Your assignment:
Some lines in the records below may hold the word "eligible"; give the number of those lines and nothing else.

Stored data:
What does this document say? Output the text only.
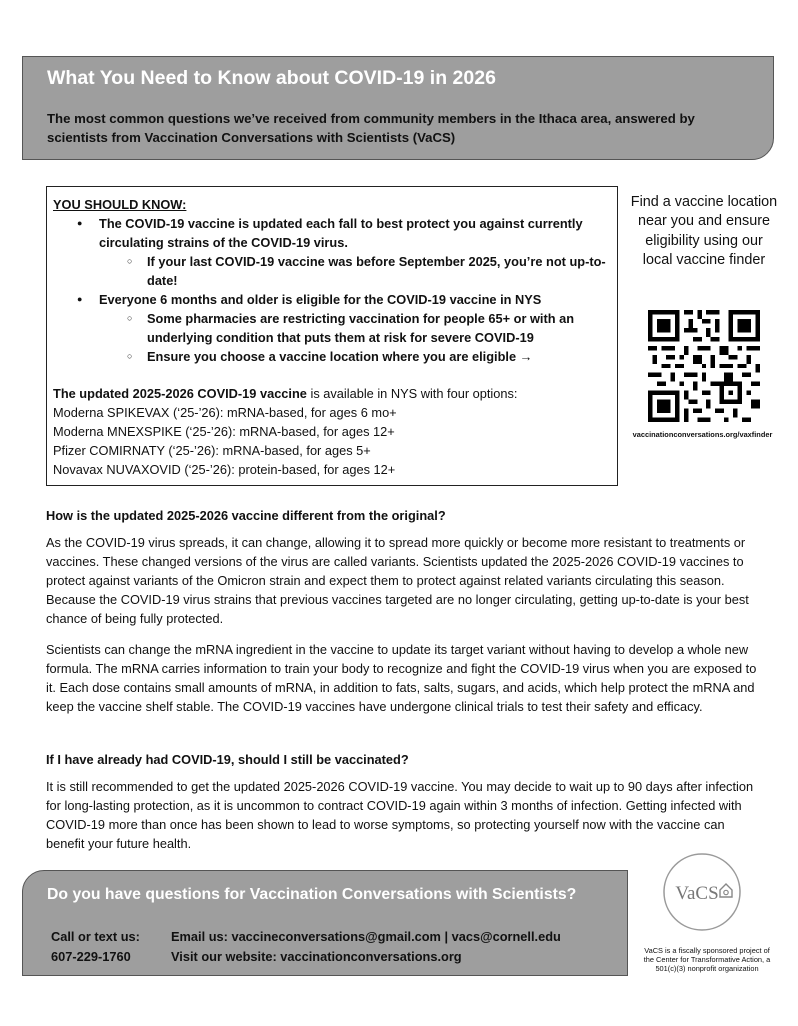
What You Need to Know about COVID-19 in 2026

The most common questions we’ve received from community members in the Ithaca area, answered by scientists from Vaccination Conversations with Scientists (VaCS)

YOU SHOULD KNOW:

● The COVID-19 vaccine is updated each fall to best protect you against currently circulating strains of the COVID-19 virus.
○ If your last COVID-19 vaccine was before September 2025, you’re not up-to-date!
● Everyone 6 months and older is eligible for the COVID-19 vaccine in NYS
○ Some pharmacies are restricting vaccination for people 65+ or with an underlying condition that puts them at risk for severe COVID-19
○ Ensure you choose a vaccine location where you are eligible →

The updated 2025-2026 COVID-19 vaccine is available in NYS with four options:

Moderna SPIKEVAX (‘25-’26): mRNA-based, for ages 6 mo+

Moderna MNEXSPIKE (‘25-’26): mRNA-based, for ages 12+

Pfizer COMIRNATY (‘25-’26): mRNA-based, for ages 5+

Novavax NUVAXOVID (‘25-’26): protein-based, for ages 12+

Find a vaccine location near you and ensure eligibility using our local vaccine finder

vaccinationconversations.org/vaxfinder

How is the updated 2025-2026 vaccine different from the original?

As the COVID-19 virus spreads, it can change, allowing it to spread more quickly or become more resistant to treatments or vaccines. These changed versions of the virus are called variants. Scientists updated the 2025-2026 COVID-19 vaccines to protect against variants of the Omicron strain and expect them to protect against related variants circulating this season. Because the COVID-19 virus strains that previous vaccines targeted are no longer circulating, getting up-to-date is your best chance of being fully protected.

Scientists can change the mRNA ingredient in the vaccine to update its target variant without having to develop a whole new formula. The mRNA carries information to train your body to recognize and fight the COVID-19 virus when you are exposed to it. Each dose contains small amounts of mRNA, in addition to fats, salts, sugars, and acids, which help protect the mRNA and keep the vaccine shelf stable. The COVID-19 vaccines have undergone clinical trials to test their safety and efficacy.

If I have already had COVID-19, should I still be vaccinated?

It is still recommended to get the updated 2025-2026 COVID-19 vaccine. You may decide to wait up to 90 days after infection for long-lasting protection, as it is uncommon to contract COVID-19 again within 3 months of infection. Getting infected with COVID-19 more than once has been shown to lead to worse symptoms, so protecting yourself now with the vaccine can benefit your future health.

Do you have questions for Vaccination Conversations with Scientists?

Call or text us:

607-229-1760

Email us: vaccineconversations@gmail.com | vacs@cornell.edu

Visit our website: vaccinationconversations.org

VaCS

VaCS is a fiscally sponsored project of the Center for Transformative Action, a 501(c)(3) nonprofit organization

Answer section:
2